DATASET RECORDS:
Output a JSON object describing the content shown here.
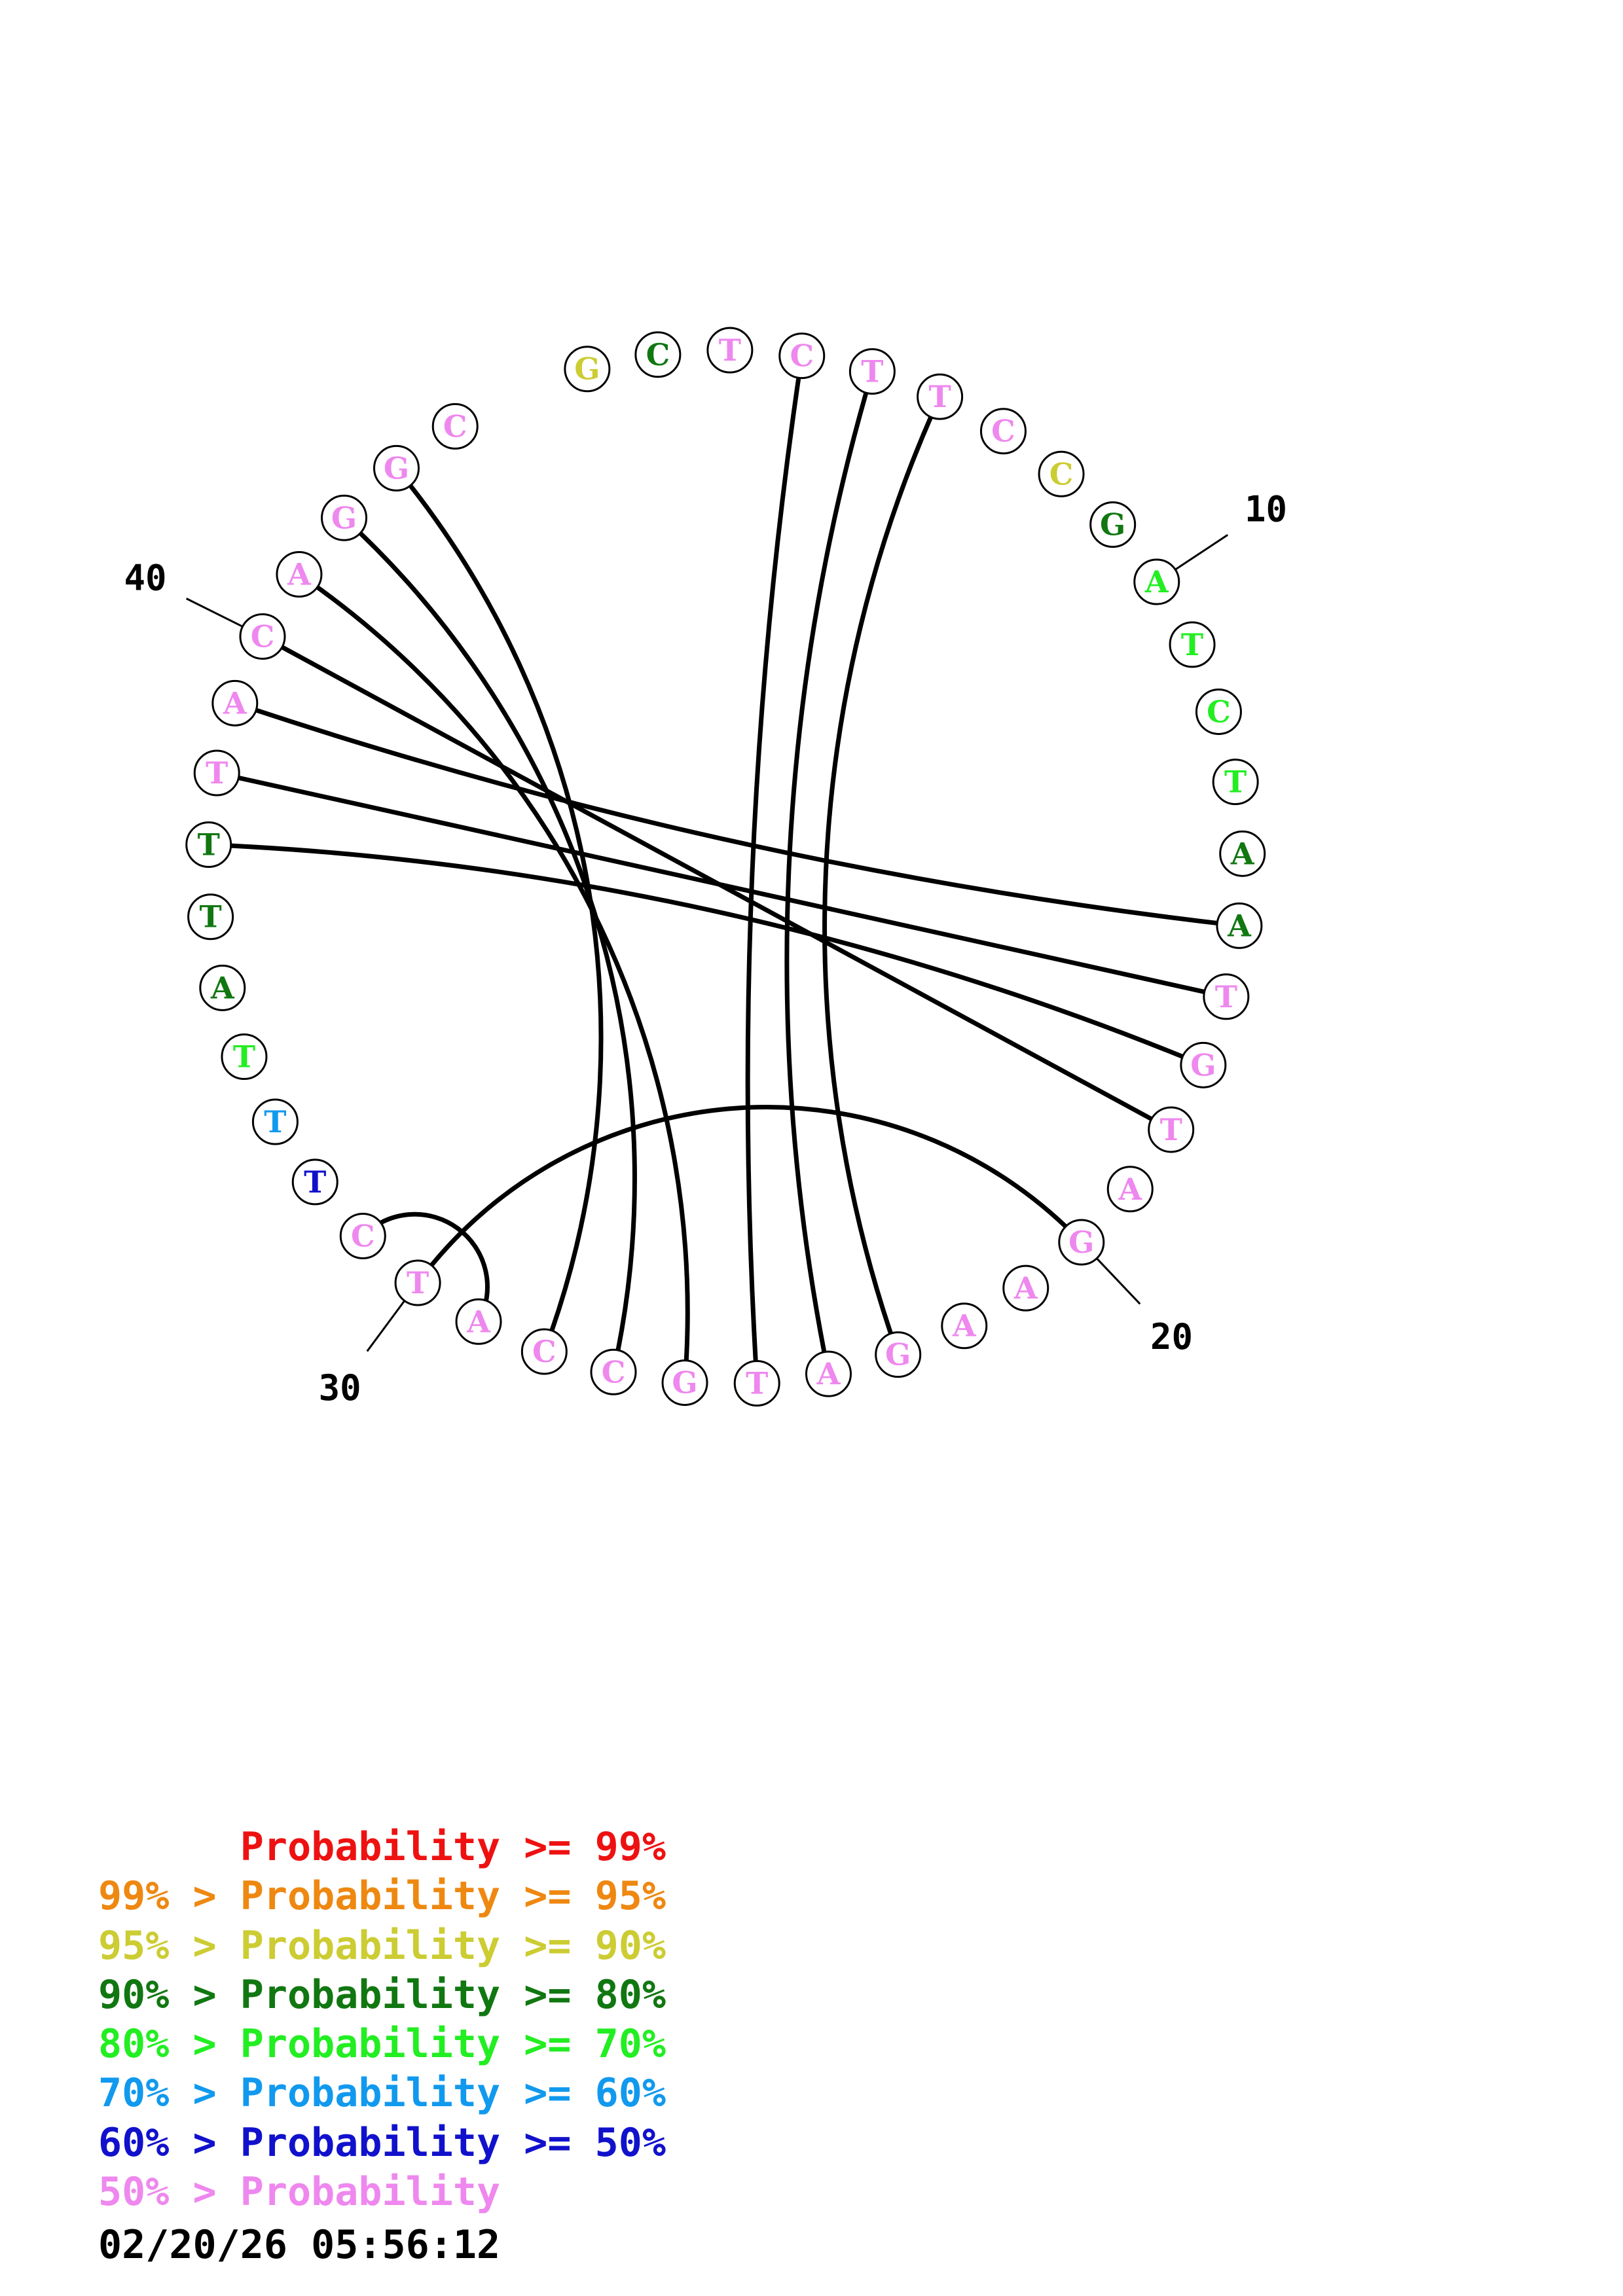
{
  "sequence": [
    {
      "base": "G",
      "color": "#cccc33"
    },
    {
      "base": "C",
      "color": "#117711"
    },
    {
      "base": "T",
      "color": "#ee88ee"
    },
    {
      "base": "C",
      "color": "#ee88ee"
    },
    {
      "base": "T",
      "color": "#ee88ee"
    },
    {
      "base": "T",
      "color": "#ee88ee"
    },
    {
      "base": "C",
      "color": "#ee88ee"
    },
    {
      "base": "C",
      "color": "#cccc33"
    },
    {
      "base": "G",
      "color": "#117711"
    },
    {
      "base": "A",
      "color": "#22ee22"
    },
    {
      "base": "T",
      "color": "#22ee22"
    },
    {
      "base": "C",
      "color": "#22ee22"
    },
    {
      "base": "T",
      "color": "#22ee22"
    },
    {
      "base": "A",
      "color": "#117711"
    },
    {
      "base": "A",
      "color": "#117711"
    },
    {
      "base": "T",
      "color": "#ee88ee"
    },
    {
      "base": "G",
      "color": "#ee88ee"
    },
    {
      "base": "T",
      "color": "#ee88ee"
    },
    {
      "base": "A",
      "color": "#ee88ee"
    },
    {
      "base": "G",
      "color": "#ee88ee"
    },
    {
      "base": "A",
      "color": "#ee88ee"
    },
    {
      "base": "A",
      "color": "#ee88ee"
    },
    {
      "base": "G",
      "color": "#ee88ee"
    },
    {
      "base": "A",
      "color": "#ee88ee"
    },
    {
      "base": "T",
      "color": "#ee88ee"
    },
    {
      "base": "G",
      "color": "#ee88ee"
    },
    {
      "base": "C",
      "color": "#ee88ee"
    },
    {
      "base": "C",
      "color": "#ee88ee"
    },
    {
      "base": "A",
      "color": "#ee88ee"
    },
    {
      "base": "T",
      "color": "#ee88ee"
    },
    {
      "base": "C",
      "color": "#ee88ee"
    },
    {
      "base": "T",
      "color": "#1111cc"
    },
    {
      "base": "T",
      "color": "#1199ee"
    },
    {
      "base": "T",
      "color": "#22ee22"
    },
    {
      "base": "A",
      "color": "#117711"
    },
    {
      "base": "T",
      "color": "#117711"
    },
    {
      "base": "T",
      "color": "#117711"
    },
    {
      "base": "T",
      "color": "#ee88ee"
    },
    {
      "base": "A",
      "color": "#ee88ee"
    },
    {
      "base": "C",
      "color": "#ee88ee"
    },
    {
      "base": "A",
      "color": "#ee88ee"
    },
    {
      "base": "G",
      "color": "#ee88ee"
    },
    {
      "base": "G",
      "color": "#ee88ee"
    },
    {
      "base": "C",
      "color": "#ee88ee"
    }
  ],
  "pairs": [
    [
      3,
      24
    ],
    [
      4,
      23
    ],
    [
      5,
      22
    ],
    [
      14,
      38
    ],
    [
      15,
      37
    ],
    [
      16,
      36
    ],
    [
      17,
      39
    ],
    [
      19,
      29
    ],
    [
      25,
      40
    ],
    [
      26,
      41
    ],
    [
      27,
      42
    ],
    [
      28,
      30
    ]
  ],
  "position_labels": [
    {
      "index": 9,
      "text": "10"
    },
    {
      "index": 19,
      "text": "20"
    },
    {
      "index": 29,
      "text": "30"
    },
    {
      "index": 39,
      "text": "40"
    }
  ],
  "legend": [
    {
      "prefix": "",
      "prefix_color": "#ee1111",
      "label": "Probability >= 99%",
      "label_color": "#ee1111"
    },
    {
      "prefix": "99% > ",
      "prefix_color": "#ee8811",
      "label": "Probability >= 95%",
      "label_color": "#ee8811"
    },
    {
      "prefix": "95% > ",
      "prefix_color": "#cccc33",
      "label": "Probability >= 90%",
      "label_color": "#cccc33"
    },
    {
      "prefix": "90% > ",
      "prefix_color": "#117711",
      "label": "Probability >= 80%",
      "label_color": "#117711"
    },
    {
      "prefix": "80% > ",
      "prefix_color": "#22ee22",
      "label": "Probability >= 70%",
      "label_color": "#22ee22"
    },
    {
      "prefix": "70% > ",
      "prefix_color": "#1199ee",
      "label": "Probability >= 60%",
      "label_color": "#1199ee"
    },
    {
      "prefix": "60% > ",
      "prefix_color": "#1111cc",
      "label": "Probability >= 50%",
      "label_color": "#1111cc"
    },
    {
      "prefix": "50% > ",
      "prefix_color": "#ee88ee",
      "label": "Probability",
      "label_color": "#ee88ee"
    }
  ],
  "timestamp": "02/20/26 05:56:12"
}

OBJECTIVE:
Tell how many lines in the records above contain "Probability", giving the number and no other words.

WRITTEN RESPONSE:
8